*WHAT IS BEING ASKED*
Give the total number of lines with the word "通知公告" in them, and no other words.

Data records:

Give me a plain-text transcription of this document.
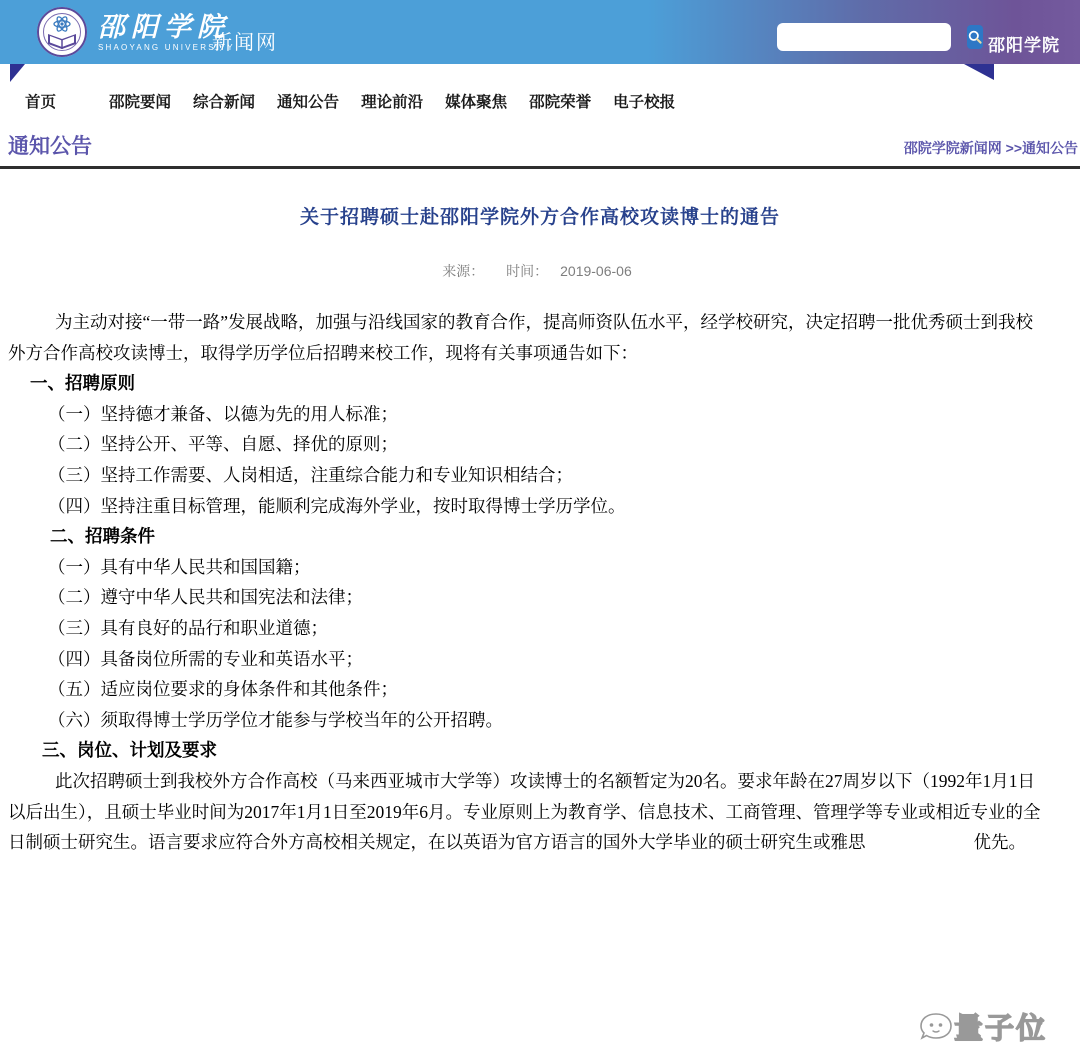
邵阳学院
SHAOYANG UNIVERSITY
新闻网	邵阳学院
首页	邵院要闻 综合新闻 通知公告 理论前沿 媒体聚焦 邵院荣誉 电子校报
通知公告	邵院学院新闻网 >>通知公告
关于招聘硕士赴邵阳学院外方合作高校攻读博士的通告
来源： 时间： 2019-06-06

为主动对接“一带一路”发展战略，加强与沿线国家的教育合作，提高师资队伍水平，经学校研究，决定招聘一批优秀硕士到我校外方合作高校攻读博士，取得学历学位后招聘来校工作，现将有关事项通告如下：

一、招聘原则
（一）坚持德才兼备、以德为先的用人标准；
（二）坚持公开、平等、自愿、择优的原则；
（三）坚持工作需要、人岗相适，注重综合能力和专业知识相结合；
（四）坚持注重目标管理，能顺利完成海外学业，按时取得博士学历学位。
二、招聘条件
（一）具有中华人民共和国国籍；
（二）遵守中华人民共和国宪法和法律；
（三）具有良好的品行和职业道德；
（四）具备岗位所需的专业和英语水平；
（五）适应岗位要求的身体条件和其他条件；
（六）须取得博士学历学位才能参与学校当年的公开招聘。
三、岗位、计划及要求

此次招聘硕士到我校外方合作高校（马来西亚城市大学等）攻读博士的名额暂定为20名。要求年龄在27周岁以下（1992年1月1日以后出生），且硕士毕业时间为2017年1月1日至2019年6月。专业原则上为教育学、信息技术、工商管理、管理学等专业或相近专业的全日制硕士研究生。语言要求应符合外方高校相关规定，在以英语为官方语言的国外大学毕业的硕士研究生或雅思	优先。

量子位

*CORRECT ANSWER*
2